= Stated exercise 1 =
Extract the passage from the post about battery charging and EC firmware from "But, regarding battery" up to and including "to acquire these?".
#### Selection
Also there is a topic of battery stopped charging during a heatwave, I don’t think a heatwave can heat up the battery to 55C, it’s prbably blocked by the battery circuit, not the computer

In that thread:

The mention of “cycle” is and was an EC source code bug.
I explain it over here:

I have a version of the EC source code that completely fixed the charge/discharge cycles.
FW have also been working on this, so it will improve at some point.

I am going to put instructions together, so others can safely experiment with my code on their EC.

But, regarding battery temp.
If the battery has fallen to a “Desired Current” of 783 mA, I would have liked to see what the battery temp was at the time.

I put the laptop in 18~20 Celsius for about five hours so the whole computer was that temperature. After I plugged in the 783 went away a few minutes after if booted up idling, it won’t go away if I use a fan to blow wind into it, fixing the temperature.

Sorry I can’t get the most accurate reading as AMD mainboard doesn’t record battery temperature without modifying the EC code. On Intel mainboards (on FL13) you can simply read the battery temperature by sudo ectool temps all or sudo ectool thermalget

@Charlie_6
That app has a multitude of battery statistics and measurements.
With a few changes to the FW EC, we could surface all those to the user if it was useful.
I would just need a list of register offsets to read them.

How to acquire these?

Regarding that part.
I have only looked at the FW16 EC code, which is this branch: fwk-lotus-azalea-19573
The FW16 EC code handled the battery differently from the FW13 EC code.
FW13: fwk-hx20-hx30-4410
FW16: fwk-lotus-azalea-19573

I am not a battery expert, but isn’t the only way to handle more battery types, is to create a large lookup table, or does the battery itself contain this information?

Pretty sure you could just ask the bms. There may even be a generic smbus command to get that information from all kinds of different bms manufactureers.
########
#### Exercise input
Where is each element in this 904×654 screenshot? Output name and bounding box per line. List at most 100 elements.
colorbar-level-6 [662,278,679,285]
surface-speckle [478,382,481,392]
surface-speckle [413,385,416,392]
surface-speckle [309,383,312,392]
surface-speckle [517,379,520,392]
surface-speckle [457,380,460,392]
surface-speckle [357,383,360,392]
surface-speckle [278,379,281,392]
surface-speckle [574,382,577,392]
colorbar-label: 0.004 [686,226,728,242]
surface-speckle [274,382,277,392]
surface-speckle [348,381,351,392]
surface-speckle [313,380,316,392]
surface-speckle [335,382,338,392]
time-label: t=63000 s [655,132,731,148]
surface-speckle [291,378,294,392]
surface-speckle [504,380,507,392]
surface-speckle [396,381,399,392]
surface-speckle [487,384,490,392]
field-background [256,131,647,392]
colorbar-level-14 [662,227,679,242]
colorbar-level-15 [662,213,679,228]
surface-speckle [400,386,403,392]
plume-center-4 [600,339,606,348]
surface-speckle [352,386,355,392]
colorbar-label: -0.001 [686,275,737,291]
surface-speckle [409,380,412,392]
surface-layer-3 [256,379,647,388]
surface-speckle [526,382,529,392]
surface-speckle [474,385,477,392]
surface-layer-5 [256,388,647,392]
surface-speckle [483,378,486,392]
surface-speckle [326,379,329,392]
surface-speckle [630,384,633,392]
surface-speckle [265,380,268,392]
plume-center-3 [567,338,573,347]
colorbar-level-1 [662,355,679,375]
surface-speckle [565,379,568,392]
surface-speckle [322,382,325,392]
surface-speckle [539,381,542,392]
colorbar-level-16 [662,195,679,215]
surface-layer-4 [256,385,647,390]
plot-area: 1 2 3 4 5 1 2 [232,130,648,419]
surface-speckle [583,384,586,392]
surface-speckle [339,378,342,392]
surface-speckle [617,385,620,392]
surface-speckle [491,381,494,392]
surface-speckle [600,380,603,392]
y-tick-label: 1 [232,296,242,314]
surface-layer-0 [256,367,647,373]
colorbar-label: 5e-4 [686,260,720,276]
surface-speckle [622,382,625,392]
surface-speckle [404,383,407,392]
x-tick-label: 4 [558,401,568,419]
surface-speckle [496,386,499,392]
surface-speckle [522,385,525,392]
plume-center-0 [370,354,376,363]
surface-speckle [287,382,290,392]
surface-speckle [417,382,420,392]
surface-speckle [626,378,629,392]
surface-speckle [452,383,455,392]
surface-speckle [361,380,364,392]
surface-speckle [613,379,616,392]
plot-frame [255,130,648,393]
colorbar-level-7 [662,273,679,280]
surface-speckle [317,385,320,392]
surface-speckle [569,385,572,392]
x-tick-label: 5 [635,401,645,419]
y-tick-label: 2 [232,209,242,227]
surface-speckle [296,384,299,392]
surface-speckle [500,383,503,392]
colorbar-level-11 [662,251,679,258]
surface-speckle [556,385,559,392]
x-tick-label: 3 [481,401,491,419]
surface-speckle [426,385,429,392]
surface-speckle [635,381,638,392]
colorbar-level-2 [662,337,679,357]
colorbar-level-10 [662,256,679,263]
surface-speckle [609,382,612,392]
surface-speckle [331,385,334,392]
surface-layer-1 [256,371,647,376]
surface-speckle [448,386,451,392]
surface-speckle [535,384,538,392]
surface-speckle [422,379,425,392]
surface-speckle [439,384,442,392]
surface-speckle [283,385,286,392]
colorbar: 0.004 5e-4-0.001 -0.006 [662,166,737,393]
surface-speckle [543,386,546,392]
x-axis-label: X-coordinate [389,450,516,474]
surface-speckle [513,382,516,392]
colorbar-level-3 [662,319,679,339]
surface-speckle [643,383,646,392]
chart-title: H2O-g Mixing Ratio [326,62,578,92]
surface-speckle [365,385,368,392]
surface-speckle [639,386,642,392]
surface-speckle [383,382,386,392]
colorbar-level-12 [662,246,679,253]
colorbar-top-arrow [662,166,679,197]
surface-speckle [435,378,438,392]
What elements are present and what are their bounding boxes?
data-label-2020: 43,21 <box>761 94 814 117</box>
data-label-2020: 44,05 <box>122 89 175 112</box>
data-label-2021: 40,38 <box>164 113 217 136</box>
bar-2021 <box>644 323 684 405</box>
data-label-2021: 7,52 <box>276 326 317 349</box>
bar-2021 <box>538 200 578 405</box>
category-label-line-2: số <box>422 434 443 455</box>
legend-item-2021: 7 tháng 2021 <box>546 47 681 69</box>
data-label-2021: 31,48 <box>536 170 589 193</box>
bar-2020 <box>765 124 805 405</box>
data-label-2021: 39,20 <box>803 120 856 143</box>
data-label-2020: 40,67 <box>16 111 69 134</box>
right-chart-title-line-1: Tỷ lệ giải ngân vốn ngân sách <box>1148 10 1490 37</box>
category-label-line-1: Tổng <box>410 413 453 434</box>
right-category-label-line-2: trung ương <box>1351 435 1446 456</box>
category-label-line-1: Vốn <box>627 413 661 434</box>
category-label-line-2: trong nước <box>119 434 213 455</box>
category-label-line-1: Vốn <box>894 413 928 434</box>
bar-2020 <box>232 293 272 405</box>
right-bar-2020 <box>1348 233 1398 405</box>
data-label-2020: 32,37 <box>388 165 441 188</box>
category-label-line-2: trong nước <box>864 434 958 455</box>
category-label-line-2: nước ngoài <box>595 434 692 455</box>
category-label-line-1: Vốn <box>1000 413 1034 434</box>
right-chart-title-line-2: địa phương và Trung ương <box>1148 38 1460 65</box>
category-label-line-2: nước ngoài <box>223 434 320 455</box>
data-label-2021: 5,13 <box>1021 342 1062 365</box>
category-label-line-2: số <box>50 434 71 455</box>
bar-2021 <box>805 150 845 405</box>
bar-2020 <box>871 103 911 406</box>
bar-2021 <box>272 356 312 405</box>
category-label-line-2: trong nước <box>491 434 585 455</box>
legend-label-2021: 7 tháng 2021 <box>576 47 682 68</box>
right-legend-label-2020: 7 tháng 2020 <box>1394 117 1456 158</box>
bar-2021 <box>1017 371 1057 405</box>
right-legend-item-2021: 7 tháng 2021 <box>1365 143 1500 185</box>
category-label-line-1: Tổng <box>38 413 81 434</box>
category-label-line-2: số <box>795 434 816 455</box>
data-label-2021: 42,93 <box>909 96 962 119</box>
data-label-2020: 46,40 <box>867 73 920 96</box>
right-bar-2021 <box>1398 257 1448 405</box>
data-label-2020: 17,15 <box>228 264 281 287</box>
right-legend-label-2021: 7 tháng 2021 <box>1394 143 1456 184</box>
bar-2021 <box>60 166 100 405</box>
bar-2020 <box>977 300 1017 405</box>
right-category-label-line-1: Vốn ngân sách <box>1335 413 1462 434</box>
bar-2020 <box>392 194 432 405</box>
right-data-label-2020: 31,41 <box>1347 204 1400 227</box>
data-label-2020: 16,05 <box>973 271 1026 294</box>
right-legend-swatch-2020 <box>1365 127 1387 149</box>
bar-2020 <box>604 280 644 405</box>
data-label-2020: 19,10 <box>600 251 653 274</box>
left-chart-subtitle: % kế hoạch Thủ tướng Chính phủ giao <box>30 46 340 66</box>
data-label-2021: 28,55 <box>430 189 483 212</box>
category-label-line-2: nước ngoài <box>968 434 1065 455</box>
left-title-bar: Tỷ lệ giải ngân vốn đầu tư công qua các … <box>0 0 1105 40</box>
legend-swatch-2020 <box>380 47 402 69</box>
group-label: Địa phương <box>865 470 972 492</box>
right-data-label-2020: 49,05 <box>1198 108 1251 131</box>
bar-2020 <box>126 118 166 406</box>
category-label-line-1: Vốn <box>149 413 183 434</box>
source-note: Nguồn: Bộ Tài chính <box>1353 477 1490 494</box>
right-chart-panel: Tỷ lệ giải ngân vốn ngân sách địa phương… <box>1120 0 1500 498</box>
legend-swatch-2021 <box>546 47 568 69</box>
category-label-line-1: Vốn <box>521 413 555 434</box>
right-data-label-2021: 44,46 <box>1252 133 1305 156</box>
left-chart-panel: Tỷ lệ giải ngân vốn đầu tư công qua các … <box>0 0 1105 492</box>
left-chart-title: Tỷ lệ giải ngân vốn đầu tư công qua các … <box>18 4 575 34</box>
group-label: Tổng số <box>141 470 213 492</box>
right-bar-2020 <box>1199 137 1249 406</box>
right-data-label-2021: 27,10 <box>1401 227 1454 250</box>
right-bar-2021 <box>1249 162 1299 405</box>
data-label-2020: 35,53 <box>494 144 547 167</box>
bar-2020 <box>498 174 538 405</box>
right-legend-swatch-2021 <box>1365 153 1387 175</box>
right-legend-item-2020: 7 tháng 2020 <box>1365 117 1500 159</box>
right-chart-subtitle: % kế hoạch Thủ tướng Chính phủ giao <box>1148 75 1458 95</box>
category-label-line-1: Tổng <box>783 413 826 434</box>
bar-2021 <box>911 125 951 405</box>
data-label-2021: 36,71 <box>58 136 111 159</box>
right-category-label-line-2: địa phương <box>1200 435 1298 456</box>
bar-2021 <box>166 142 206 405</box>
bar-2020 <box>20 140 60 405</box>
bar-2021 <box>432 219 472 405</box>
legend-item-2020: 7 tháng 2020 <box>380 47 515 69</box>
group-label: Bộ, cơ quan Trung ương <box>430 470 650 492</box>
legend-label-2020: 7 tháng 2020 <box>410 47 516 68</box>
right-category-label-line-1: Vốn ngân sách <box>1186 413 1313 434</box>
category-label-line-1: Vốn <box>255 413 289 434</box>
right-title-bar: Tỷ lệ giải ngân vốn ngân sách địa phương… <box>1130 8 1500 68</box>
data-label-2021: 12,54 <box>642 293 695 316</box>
########
= Stated exercise 2 =
Rewrite the records from the first line up to and including the line with "surface-speckle [396,381,399,392]", changing "surface-speckle" to "surface-dot" and leaving everything else as it is.

= Expected output 1 =
But, regarding battery temp.
If the battery has fallen to a “Desired Current” of 783 mA, I would have liked to see what the battery temp was at the time.

I put the laptop in 18~20 Celsius for about five hours so the whole computer was that temperature. After I plugged in the 783 went away a few minutes after if booted up idling, it won’t go away if I use a fan to blow wind into it, fixing the temperature.

Sorry I can’t get the most accurate reading as AMD mainboard doesn’t record battery temperature without modifying the EC code. On Intel mainboards (on FL13) you can simply read the battery temperature by sudo ectool temps all or sudo ectool thermalget

@Charlie_6
That app has a multitude of battery statistics and measurements.
With a few changes to the FW EC, we could surface all those to the user if it was useful.
I would just need a list of register offsets to read them.

How to acquire these?

= Expected output 2 =
Where is each element in this 904×654 screenshot? Output name and bounding box per line. List at most 100 elements.
colorbar-level-6 [662,278,679,285]
surface-dot [478,382,481,392]
surface-dot [413,385,416,392]
surface-dot [309,383,312,392]
surface-dot [517,379,520,392]
surface-dot [457,380,460,392]
surface-dot [357,383,360,392]
surface-dot [278,379,281,392]
surface-dot [574,382,577,392]
colorbar-label: 0.004 [686,226,728,242]
surface-dot [274,382,277,392]
surface-dot [348,381,351,392]
surface-dot [313,380,316,392]
surface-dot [335,382,338,392]
time-label: t=63000 s [655,132,731,148]
surface-dot [291,378,294,392]
surface-dot [504,380,507,392]
surface-dot [396,381,399,392]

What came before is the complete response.